[[ Text block open ]]

This approach allows for modeling the error domain, and, at the same time, allow the type system to act as a sort of documentation for discovering what error type might be encountered when calling the function. Keeping the error declarations in the same file makes sense, instead of having them scattered all over the code repository.

What about different domains?

As an example let’s consider an items function that requires user information. The user information is obtained from the web request context. It is preferable to keep the ItemsService unaware of the HTTP request context; it needs to read user information, how that user information came to be is of no interest to it.

Either<ItemsError, SomeResult> userItemsFn(UserId userId) { ... }

Extracting user information:

public Option<UserId> userId() {
    return Option.of(accessToken())
        .map(JsonWebToken::getSubject)
        .map(subject -> new UserId(UUID.fromString(subject)));
}

and using it in the facade:

Either<UserNotPresentError, UserId> userOrFail(RequestContext rc) {
    return rc.userId()
             .toEither(UserNotPresentError::new);
}
? itemsFn(){
   return userOrFail.map(userId -> itemsService.userItemsFn(userId))
}

UserNotPresentError belongs to a users domain and has no knowledge whatsoever of the items domain. So how can you bypass the type system limitations mentioned before? One way is to consider them as part of a more generic error domain — MyAppError. Another one is to stack Eithers, which obviously isn’t really scalable, as it would make the return type of the function impossible to read. Personally I think that this is not a problem when there are only two domains interacting, as it translates to:

Either<UserNotPresentError, Either<ItemsError, SomeResult>> itemsFn

Not pretty, but it conveys the message.

Last stop before sending back the response a.k.a controller layer

Normally, exceptions can be handled in the controller level, and more elegantly in custom exception mappers. In a sense this follows the same narrative of reasoning about exceptions in a separate channel rather than the unified perspective.

[[ Text block closed ]]
[[ Data extracts open ]]

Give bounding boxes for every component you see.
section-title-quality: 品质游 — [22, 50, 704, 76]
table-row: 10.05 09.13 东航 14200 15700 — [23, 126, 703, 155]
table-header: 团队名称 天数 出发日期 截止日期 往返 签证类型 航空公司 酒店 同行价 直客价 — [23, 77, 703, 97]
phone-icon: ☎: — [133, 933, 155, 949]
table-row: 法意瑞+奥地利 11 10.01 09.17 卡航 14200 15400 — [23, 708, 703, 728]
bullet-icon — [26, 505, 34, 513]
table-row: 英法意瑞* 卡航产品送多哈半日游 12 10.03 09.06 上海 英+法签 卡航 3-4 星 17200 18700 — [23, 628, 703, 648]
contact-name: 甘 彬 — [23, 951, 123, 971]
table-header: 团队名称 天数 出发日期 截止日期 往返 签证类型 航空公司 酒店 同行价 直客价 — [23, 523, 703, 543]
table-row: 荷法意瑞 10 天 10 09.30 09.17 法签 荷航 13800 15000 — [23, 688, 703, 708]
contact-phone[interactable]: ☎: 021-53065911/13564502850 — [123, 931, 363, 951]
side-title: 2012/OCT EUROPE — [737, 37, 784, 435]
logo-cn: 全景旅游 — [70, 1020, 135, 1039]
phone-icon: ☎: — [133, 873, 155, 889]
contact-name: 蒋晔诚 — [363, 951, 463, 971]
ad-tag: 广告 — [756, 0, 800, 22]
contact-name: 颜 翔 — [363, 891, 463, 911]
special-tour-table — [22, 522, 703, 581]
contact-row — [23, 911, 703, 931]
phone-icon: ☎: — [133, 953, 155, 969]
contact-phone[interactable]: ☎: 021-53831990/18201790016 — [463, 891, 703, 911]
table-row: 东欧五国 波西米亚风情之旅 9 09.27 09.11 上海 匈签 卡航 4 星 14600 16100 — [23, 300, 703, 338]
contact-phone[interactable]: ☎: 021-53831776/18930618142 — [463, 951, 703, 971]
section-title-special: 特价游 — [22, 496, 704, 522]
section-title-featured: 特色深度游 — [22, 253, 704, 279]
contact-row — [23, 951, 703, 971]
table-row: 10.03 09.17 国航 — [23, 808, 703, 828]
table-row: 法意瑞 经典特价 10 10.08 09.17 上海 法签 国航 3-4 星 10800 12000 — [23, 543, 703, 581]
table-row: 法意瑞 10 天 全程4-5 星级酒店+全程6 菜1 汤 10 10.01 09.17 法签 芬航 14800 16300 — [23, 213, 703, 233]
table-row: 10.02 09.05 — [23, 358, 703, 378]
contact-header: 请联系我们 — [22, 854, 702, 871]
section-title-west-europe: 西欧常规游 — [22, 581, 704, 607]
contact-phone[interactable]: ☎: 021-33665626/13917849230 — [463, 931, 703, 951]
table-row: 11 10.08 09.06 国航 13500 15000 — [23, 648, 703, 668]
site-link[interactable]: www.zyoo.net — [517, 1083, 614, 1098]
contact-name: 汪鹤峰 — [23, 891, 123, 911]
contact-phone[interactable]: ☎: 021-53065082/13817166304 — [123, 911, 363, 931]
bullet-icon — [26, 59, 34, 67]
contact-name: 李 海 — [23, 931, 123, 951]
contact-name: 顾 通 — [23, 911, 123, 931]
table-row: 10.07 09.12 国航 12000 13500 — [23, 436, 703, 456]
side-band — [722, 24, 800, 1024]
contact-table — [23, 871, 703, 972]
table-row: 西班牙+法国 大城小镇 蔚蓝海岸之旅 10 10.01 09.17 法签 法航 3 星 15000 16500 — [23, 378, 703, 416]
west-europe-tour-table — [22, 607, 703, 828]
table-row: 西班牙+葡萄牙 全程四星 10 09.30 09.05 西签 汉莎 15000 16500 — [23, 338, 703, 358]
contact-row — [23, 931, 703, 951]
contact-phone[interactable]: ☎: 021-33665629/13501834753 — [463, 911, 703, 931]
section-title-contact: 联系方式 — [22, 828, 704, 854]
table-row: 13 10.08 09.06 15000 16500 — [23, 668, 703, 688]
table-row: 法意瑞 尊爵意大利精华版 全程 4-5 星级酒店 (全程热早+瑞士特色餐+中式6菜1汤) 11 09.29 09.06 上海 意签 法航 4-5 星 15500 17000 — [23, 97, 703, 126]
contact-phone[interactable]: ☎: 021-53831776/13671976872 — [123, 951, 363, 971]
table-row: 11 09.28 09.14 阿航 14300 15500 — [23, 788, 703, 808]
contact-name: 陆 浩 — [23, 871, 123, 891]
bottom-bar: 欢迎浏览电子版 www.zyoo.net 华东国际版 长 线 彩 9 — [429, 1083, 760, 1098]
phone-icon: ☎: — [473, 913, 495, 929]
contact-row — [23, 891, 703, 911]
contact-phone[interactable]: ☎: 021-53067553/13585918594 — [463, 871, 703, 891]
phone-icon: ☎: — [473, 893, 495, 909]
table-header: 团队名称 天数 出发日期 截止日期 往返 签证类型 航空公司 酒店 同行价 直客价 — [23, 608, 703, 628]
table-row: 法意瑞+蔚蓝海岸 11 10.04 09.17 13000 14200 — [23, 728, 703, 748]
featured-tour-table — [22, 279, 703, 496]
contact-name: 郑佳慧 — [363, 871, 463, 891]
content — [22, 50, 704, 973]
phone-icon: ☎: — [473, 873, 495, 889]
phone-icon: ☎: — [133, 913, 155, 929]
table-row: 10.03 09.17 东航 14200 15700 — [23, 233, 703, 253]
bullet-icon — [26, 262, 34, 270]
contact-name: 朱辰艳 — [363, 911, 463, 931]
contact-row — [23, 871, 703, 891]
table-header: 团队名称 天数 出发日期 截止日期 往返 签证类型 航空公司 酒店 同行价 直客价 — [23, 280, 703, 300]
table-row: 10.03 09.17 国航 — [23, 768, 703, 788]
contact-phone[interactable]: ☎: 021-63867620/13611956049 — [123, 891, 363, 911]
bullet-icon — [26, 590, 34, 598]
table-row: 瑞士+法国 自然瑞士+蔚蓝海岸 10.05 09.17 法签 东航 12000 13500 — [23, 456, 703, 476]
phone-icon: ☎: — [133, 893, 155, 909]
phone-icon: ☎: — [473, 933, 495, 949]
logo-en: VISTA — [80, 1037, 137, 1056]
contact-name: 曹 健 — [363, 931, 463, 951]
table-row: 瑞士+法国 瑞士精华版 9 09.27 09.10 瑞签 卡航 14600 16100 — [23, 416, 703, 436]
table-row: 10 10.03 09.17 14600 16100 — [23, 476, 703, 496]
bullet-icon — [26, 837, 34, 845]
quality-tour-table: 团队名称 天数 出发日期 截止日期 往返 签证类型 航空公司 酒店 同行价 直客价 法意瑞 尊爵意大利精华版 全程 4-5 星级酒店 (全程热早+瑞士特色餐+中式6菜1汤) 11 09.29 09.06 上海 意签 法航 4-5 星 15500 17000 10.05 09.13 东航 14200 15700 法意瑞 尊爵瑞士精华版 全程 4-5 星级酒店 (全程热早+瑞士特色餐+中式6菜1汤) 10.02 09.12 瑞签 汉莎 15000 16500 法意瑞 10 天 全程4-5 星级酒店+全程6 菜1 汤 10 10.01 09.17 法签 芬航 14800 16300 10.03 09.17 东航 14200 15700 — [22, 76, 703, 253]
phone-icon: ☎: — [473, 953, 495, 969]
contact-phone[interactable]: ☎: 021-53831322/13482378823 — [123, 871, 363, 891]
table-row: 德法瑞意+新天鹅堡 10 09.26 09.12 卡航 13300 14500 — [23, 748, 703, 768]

[[ Data extracts closed ]]

_Problem 1_
From the error-handling text, transcribe the part that opens with the words containing "Either<UserNotPresentError, UserId> userOrFail(RequestContext" and closes with "userOrFail.map(userId -> itemsService.userItemsFn(userId))".
_Problem 2_
In the error-handling text, what name is given to the more generic error domain that could take in errors like UserNotPresentError?
_Problem 3_
Take the error-handling text further, continuing from its last sentence.

_Task output 1_
Either<UserNotPresentError, UserId> userOrFail(RequestContext rc) {
    return rc.userId()
             .toEither(UserNotPresentError::new);
}
? itemsFn(){
   return userOrFail.map(userId -> itemsService.userItemsFn(userId))

_Task output 2_
MyAppError

_Task output 3_
In the approach described by this article it is required to converge both channels to a HTTP response; Spring’s ResponseEntity, or jaxrs’s Response, whatever framework is used. The fold operation is ideal for such a thing, allowing for:

protected final Function<UserNotPresentError, ResponseEntity<?>> userFacadeErrorHandler =
userNotPresentError -> ResponseEntity.status(HttpStatus.UNAUTHORIZED).build();
protected final Function<Either<ItemsError, ?>, ResponseEntity> resultHandler = serviceResult -> serviceResult.fold(
itemsError -> handleItemsError(itemsError),
successValue -> Match(successValue).of(
Case($(), () -> ResponseEntity.ok(successValue).build())
)
);
protected ResponseEntity handleItemsError(ItemsError itemsError) {
return Match(itemsError).of(
Case($(instanceOf(DbError.class)), (e) -> ResponseEntity.status(HttpStatus.INTERNAL_SERVER_ERROR).body(e.reason)),
Case($(instanceOf(ItemsProcessingError.class)), (e) -> ResponseEntity.status(HttpStatus.INTERNAL_SERVER_ERROR).body(e.reason)),
);
}
@GetMapping("/some-items-endpoing")
ResponseEntity controllerMethod() {
authenticatedItemsFacade.itemsFn().fold(userFacadeErrorHandler, resultHandler);
}

Conclusion

This article explored a different approach of handling errors applied in the context of a web application. Choosing this way of thinking about managing errors in a program bypasses the exception model that the language offers. In return, we get to reason about successful execution and errors in a unified manner and implicitly get expressive function signatures.

One thing to take into consideration is that most of the heavy lifting is done by the vavr library. Unfortunately, Java doesn’t yet offer these constructs. More importantly, if thinking of trying this approach in a project, have the team onboard first. It will be hard to read code in a larger application that uses exceptions as well. At the end of the day productivity is the most important factor in a project.